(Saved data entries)

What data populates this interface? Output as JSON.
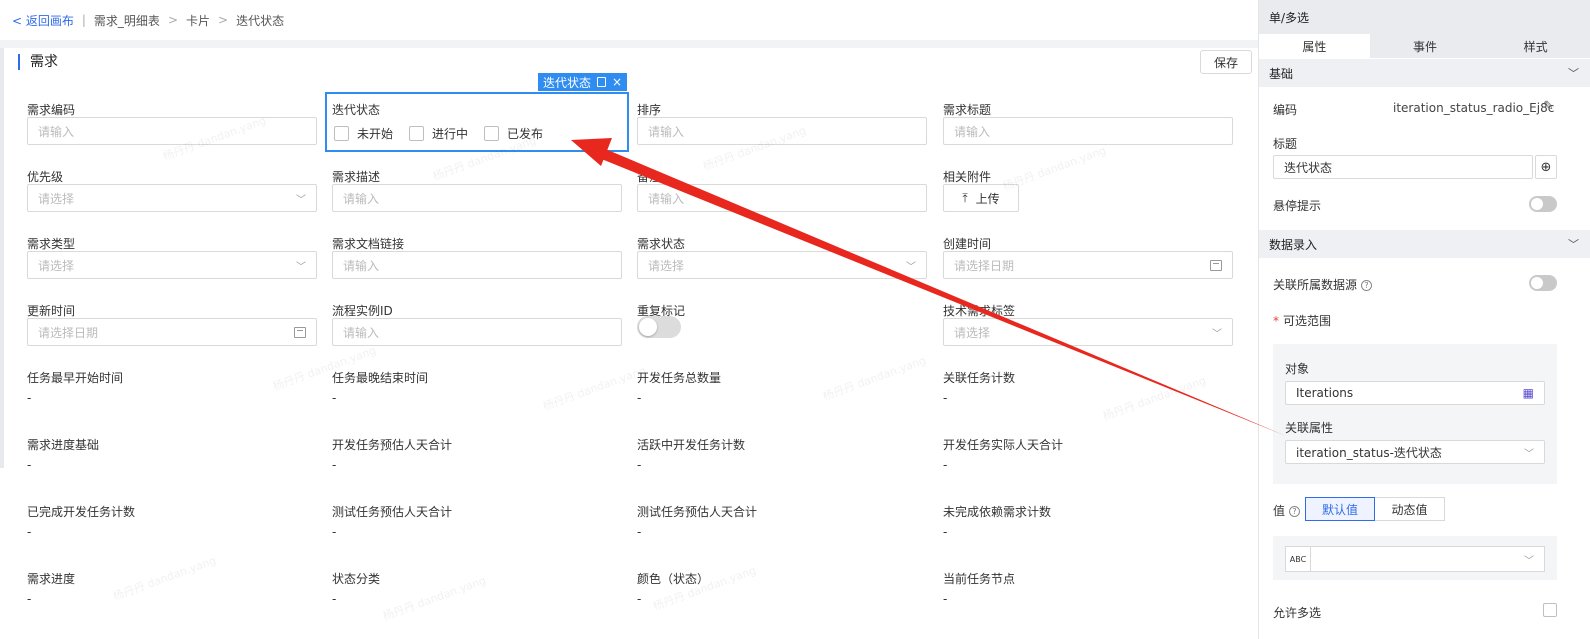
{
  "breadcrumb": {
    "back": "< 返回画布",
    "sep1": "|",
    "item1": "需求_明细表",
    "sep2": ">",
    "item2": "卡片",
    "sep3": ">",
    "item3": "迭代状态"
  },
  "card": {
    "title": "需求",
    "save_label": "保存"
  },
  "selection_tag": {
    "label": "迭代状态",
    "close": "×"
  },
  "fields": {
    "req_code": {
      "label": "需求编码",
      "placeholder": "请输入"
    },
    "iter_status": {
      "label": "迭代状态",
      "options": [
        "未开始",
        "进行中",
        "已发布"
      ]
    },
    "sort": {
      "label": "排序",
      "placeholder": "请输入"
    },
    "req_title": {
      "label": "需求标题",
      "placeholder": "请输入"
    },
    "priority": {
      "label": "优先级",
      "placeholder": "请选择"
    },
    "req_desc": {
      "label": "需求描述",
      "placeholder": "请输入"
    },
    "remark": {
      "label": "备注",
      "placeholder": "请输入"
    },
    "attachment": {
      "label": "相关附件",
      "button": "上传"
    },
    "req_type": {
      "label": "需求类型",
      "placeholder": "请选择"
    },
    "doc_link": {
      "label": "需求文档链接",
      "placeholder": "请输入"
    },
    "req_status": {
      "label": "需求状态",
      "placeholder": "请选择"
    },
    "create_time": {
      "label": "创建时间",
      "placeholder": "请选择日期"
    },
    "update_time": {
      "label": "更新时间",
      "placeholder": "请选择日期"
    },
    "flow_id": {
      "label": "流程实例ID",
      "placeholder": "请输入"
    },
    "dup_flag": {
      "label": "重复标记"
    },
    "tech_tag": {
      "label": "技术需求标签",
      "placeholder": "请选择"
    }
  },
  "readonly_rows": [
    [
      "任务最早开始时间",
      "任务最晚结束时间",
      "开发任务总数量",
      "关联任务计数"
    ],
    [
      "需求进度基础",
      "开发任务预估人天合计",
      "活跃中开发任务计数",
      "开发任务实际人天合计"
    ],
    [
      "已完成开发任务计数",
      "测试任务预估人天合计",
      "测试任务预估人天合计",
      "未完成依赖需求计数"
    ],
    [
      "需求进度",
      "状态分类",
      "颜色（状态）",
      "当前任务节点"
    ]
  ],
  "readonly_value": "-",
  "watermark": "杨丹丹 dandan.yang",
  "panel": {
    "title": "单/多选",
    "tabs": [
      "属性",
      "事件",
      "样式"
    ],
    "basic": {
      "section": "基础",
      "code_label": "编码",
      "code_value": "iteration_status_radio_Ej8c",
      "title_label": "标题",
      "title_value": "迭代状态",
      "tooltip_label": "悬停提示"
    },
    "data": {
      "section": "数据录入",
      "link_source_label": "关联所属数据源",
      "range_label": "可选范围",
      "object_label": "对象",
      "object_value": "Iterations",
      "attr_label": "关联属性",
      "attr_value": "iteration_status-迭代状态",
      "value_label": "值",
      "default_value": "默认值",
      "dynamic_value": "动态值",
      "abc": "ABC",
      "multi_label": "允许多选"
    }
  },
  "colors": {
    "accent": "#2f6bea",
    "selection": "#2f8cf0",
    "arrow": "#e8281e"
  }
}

## Your objective
Reproduce every record above exactly, omitting the pictures.

## Solution to this exercise
What data populates this interface? Output as JSON.
{
  "breadcrumb": {
    "back": "< 返回画布",
    "sep1": "|",
    "item1": "需求_明细表",
    "sep2": ">",
    "item2": "卡片",
    "sep3": ">",
    "item3": "迭代状态"
  },
  "card": {
    "title": "需求",
    "save_label": "保存"
  },
  "selection_tag": {
    "label": "迭代状态",
    "close": "×"
  },
  "fields": {
    "req_code": {
      "label": "需求编码",
      "placeholder": "请输入"
    },
    "iter_status": {
      "label": "迭代状态",
      "options": [
        "未开始",
        "进行中",
        "已发布"
      ]
    },
    "sort": {
      "label": "排序",
      "placeholder": "请输入"
    },
    "req_title": {
      "label": "需求标题",
      "placeholder": "请输入"
    },
    "priority": {
      "label": "优先级",
      "placeholder": "请选择"
    },
    "req_desc": {
      "label": "需求描述",
      "placeholder": "请输入"
    },
    "remark": {
      "label": "备注",
      "placeholder": "请输入"
    },
    "attachment": {
      "label": "相关附件",
      "button": "上传"
    },
    "req_type": {
      "label": "需求类型",
      "placeholder": "请选择"
    },
    "doc_link": {
      "label": "需求文档链接",
      "placeholder": "请输入"
    },
    "req_status": {
      "label": "需求状态",
      "placeholder": "请选择"
    },
    "create_time": {
      "label": "创建时间",
      "placeholder": "请选择日期"
    },
    "update_time": {
      "label": "更新时间",
      "placeholder": "请选择日期"
    },
    "flow_id": {
      "label": "流程实例ID",
      "placeholder": "请输入"
    },
    "dup_flag": {
      "label": "重复标记"
    },
    "tech_tag": {
      "label": "技术需求标签",
      "placeholder": "请选择"
    }
  },
  "readonly_rows": [
    [
      "任务最早开始时间",
      "任务最晚结束时间",
      "开发任务总数量",
      "关联任务计数"
    ],
    [
      "需求进度基础",
      "开发任务预估人天合计",
      "活跃中开发任务计数",
      "开发任务实际人天合计"
    ],
    [
      "已完成开发任务计数",
      "测试任务预估人天合计",
      "测试任务预估人天合计",
      "未完成依赖需求计数"
    ],
    [
      "需求进度",
      "状态分类",
      "颜色（状态）",
      "当前任务节点"
    ]
  ],
  "readonly_value": "-",
  "watermark": "杨丹丹 dandan.yang",
  "panel": {
    "title": "单/多选",
    "tabs": [
      "属性",
      "事件",
      "样式"
    ],
    "basic": {
      "section": "基础",
      "code_label": "编码",
      "code_value": "iteration_status_radio_Ej8c",
      "title_label": "标题",
      "title_value": "迭代状态",
      "tooltip_label": "悬停提示"
    },
    "data": {
      "section": "数据录入",
      "link_source_label": "关联所属数据源",
      "range_label": "可选范围",
      "object_label": "对象",
      "object_value": "Iterations",
      "attr_label": "关联属性",
      "attr_value": "iteration_status-迭代状态",
      "value_label": "值",
      "default_value": "默认值",
      "dynamic_value": "动态值",
      "abc": "ABC",
      "multi_label": "允许多选"
    }
  },
  "colors": {
    "accent": "#2f6bea",
    "selection": "#2f8cf0",
    "arrow": "#e8281e"
  }
}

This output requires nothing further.